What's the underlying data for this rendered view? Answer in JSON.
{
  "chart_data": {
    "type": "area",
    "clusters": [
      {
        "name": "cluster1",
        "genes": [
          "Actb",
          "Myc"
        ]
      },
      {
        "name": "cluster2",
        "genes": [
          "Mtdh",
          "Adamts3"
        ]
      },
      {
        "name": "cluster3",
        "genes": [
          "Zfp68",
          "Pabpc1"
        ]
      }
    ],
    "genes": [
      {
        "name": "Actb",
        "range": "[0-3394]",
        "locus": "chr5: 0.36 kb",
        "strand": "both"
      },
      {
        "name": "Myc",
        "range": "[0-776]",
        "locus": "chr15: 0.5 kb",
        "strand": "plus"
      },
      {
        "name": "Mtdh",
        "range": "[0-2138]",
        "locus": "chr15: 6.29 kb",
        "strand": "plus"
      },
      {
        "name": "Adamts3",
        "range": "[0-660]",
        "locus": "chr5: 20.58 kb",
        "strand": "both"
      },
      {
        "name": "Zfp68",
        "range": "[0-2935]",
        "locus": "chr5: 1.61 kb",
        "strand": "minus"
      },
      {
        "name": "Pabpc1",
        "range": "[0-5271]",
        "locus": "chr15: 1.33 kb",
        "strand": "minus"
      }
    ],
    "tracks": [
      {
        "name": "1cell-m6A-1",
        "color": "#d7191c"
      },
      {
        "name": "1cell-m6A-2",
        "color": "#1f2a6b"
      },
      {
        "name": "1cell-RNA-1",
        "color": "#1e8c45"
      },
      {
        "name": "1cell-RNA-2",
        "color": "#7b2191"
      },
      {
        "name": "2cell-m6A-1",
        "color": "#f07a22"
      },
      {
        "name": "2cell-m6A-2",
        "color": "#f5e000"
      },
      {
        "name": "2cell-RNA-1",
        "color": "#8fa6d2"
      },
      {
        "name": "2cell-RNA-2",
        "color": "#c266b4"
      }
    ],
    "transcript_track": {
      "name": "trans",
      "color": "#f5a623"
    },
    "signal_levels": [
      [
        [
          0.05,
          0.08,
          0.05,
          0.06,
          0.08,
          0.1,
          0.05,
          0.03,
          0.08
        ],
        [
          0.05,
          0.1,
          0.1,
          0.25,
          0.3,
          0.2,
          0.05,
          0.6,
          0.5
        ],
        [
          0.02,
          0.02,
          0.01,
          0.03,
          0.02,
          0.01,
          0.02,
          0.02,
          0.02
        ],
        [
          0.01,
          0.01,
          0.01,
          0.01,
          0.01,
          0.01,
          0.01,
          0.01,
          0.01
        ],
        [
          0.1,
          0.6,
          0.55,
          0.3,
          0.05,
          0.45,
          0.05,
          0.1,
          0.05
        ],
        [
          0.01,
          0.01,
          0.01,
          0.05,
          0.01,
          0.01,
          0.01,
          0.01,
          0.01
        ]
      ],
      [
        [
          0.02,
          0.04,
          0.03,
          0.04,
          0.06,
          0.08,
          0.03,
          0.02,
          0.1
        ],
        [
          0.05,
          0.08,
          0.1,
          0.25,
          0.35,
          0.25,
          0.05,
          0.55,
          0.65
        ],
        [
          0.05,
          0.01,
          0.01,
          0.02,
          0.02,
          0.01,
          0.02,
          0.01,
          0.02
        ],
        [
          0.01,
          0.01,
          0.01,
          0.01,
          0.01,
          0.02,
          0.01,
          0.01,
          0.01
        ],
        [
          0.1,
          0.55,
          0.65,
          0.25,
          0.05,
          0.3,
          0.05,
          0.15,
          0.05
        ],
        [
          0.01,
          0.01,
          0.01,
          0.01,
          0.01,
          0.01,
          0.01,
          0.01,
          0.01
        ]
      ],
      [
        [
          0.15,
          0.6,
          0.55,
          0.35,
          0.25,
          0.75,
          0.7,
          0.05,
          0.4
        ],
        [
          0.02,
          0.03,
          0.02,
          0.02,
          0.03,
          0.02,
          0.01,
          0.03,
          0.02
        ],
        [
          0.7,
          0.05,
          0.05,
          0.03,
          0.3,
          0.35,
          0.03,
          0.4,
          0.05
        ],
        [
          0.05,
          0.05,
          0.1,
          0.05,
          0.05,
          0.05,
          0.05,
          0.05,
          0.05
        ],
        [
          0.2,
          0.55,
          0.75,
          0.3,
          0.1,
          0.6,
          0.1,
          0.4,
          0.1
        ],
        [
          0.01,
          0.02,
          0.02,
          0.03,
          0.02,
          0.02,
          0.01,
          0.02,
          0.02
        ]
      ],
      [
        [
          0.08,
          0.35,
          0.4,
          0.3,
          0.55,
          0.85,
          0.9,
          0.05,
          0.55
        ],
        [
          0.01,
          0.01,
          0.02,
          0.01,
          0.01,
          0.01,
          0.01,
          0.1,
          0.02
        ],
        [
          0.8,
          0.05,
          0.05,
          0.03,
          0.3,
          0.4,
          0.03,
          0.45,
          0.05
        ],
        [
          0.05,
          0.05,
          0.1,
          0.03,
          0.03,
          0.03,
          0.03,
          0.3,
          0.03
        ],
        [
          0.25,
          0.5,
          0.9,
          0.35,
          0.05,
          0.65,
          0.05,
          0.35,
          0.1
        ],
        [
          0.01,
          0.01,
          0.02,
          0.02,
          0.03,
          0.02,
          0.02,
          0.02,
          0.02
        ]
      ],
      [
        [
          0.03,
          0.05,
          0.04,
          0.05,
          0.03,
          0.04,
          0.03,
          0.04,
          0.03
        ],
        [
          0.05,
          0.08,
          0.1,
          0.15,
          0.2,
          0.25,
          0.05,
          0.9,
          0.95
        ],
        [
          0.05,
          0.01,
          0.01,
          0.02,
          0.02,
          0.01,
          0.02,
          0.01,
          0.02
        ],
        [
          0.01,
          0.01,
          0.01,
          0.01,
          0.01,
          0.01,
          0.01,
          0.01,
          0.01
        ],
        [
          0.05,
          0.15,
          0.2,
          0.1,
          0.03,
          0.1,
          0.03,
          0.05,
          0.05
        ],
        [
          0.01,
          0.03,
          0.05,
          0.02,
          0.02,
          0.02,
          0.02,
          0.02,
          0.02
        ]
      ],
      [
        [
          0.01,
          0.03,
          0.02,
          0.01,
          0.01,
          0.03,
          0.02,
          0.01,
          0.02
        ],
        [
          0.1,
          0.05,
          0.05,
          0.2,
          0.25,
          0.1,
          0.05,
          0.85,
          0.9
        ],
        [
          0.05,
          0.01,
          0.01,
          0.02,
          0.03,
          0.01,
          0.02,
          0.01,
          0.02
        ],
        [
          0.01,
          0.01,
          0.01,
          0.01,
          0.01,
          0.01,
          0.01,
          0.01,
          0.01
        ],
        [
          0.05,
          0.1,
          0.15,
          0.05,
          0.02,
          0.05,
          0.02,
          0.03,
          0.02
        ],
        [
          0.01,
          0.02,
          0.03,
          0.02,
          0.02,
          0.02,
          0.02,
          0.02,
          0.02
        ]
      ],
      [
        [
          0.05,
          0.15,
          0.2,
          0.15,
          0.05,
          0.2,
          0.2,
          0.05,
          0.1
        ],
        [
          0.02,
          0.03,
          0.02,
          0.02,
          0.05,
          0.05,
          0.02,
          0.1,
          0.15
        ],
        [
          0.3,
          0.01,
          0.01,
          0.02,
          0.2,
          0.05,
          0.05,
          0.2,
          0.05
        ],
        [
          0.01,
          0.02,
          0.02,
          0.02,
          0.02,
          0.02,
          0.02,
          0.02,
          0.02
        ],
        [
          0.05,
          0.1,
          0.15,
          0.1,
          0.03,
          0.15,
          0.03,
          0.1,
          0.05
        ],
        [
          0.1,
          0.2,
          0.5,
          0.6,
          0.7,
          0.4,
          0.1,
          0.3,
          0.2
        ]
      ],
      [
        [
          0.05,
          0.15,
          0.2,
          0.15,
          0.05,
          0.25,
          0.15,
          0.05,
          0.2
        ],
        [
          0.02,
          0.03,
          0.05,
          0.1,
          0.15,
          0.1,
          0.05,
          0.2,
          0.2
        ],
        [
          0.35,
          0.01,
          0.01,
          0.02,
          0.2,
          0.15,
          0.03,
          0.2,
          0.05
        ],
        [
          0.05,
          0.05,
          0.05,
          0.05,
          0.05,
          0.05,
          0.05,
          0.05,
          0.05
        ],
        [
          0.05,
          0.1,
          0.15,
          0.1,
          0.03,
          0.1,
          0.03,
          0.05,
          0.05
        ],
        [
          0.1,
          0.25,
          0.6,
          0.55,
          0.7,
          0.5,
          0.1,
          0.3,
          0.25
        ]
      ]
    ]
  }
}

▶ WORK TO COMPLETE
Of the lines above, copy each that contains "range".

▶ RESPONSE TO THIS TASK
        "range": "[0-3394]",
        "range": "[0-776]",
        "range": "[0-2138]",
        "range": "[0-660]",
        "range": "[0-2935]",
        "range": "[0-5271]",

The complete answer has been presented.